▸ **Tasks to carry out**
• A. In the case digest below, how much did Spouses Virgilio and Adorita Benitez borrow from Juanita Pineda and Leila Sayoc?
• B. Pick up the case digest on the Benitez property dispute after its final sentence and continue it.

▸ **Passage provided**
******

G.R. NO. 114172, 25 August 2003, FIRST DIVISION (Carpio, J.)

FACTS:

On January 4, 1982, Spouses Virgilio and Adorita Benitez obtained a loan of P243,000
from Juanita Pineda and Leila Sayoc and mortgaged a house and lot in their favor. The Pineda
and Sayoc did not register the mortgage but the spuoses delivered a duplicate of the TCT to
Pineda.

On November 9, 1983, the spouses sold the house to Olivia Mojica with Pineda’s
consent. On the same date, Mojica filed a petition for the issuance of a second owners duplicate
alleging that she purchased the parcel of land and the owners duplicate copy was lost. The
petition was granted by the trial court and a second owners duplicate was issued in the name of
the Spouses Benitez. Eventually, the spouses sold the lot to Mojica cancelling the old TCT and
issuing a new one in Mojica’s name.

On February 22, 1985, Mojica obtained a loan from Teresita Gonzales, executing a
promissory note and a deed of mortgage which Gonzales registered with the Register of Deeds.

Meanwhile, on May 8, 1985, Pineda and Sayoc filed a complaint to cancel the second
owners duplicate against the Spouses and Mojica. The Spouses admitted to selling the house and
lot to Mojica but denied having knowledge of the petition for the issuance of the second owners
duplicate. On the other hand, Mojica denied conspiring with the Spouses and committing fraud.
The trial court declared the second owners duplicate to be null and void. The CA affirmed the
trial court’s decision.

On December 7, 1987, Mojica defaulted in paying her obligation prompting Gonzales to


foreclose the same. When Mojica failed to redeem the property within the redemption period,
Gonzales consolidated the title to the property, executing the corresponding affidavit of
consolidation.

On motion of Pineda and Sayoc, the trial court issued a writ of execution to enforce its
judgement. However, it could not be enforced because a new TCT was registered in the
Gonzales’ name. Subsequently, the trial court reinstated the old TCT in Benitez’s name. The CA,
upon Gonzales’s appeal revered the decision and issued a permanent prohibitory injunction.

******

▸ **Given data**
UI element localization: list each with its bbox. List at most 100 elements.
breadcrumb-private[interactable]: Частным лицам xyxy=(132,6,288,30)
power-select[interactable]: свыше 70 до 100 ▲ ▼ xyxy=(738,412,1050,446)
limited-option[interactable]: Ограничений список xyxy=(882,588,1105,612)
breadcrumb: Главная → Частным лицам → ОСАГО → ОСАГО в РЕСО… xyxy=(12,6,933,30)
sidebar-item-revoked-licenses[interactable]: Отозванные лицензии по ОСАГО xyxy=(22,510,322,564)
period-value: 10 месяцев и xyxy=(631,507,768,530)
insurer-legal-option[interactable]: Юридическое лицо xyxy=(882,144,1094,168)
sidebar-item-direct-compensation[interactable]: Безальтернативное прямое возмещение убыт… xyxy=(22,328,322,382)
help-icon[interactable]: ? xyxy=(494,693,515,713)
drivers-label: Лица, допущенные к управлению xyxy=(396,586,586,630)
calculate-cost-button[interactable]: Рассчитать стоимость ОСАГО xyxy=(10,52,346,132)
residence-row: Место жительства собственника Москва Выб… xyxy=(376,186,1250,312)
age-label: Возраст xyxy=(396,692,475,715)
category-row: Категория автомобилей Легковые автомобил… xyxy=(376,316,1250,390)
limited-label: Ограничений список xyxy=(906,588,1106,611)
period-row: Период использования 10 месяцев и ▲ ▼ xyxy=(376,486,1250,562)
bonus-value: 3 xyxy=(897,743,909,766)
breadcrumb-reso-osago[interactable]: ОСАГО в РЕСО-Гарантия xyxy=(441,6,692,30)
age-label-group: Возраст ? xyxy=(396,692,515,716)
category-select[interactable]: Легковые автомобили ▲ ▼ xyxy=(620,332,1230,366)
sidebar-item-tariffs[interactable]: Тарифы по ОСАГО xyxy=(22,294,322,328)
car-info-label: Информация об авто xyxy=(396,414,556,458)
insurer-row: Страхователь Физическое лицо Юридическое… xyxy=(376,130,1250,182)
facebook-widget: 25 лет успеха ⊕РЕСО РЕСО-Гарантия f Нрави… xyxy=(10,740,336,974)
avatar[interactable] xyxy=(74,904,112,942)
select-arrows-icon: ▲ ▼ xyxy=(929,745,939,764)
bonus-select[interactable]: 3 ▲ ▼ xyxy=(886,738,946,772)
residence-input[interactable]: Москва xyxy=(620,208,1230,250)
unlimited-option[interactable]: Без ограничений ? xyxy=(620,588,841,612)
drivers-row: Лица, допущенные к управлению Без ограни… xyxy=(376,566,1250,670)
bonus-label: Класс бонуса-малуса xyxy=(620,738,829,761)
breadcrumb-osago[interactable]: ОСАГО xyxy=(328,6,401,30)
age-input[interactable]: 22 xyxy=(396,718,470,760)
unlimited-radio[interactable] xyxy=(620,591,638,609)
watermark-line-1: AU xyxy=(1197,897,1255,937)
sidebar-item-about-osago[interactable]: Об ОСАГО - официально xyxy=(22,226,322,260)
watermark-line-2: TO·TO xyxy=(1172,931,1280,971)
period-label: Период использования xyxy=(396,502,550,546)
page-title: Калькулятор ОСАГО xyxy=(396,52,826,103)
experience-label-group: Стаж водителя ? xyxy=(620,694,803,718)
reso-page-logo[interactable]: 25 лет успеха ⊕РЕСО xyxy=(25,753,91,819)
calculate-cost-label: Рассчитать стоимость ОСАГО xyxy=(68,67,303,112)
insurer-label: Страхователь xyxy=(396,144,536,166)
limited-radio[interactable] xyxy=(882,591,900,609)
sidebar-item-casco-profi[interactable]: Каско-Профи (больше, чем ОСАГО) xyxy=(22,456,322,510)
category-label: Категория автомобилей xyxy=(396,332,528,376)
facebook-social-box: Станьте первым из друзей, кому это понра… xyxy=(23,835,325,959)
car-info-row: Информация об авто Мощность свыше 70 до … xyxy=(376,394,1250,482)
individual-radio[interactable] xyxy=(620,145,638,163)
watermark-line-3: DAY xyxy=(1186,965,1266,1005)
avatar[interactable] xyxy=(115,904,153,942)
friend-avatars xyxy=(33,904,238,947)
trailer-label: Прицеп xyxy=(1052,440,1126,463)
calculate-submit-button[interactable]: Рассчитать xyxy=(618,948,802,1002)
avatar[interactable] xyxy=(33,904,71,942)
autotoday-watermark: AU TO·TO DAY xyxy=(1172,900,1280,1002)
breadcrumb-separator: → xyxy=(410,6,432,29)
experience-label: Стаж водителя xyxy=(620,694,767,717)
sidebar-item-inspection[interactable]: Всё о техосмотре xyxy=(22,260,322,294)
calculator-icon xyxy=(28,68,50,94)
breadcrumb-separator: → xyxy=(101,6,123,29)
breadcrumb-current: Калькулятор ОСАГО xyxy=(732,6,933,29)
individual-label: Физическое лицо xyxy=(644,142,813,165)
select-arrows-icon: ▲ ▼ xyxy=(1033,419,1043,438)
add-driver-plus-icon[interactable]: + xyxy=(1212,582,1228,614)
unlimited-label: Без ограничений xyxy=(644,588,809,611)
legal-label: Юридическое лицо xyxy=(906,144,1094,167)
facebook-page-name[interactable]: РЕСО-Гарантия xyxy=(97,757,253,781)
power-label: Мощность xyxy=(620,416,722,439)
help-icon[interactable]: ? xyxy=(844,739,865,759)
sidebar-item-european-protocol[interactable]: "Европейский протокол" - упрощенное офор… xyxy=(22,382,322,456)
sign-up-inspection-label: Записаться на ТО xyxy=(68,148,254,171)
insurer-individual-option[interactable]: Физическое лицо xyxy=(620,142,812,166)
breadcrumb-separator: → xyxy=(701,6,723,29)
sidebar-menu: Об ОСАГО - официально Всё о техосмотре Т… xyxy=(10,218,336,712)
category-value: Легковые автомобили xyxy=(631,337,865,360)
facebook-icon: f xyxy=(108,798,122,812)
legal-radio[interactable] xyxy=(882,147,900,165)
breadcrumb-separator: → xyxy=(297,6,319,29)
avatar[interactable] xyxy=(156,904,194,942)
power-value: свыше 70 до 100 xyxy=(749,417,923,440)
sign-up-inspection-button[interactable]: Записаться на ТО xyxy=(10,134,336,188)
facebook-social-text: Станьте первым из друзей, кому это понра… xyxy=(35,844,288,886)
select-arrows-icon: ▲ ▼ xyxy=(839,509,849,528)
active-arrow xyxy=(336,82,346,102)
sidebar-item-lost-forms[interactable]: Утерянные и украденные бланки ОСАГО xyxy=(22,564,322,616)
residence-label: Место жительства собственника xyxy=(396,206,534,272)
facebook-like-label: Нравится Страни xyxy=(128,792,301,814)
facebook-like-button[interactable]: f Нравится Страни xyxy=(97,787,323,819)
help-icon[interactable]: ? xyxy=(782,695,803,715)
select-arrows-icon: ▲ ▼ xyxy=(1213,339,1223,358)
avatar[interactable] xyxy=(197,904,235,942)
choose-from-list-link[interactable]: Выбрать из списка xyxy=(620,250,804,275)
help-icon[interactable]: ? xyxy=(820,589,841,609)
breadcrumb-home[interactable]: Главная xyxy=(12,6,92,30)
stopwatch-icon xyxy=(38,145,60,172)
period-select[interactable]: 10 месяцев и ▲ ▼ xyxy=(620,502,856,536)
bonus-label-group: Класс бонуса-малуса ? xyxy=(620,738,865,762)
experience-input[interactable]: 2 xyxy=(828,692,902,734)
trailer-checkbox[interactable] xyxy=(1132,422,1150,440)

******

▸ **Answers for this exercise**
• A. P243,000

• B.
ISSUE: Whether or not Gonzales is an innocent purchaser for value making her title to the
property indefeasible and imprescriptible.
HELD:

Yes. The rule is that a mortgage annotated on a void title is valid if the mortgagee
registered the mortgage in good faith. Gonzales registered her mortgage in good faith because
she had no actual notice of the prior unregistered mortgage in favor of Pineda and Sayoc. To
bind third parties to an unregistered encumbrance, the law requires actual notice.

The nullity of TCT 13138 did not affect the validity of the title or ownership of Mojica or
Gonzales as subsequent transferees of the property. What is void is the certificate of title, not the
title or ownership itself of Mojica or Gonzales. The notice of lis pendens could not defeat
Gonzales’ rights over the property for two reasons. First, Gonzales registered in good faith her
mortgage before the notation of lis pendens, making the registration of her mortgage valid
despite the invalidity of TCT 13138. Second, since Gonzales’ mortgage was valid, the auction
sale retroacted to the date of registration of her mortgage, making the auction sale prior in time
to the notice of lis pendens. Thus, TCT 16084, issued to Gonzales as a result of the forbearance
sale is valid.

Wherefore, the petition is DENIED.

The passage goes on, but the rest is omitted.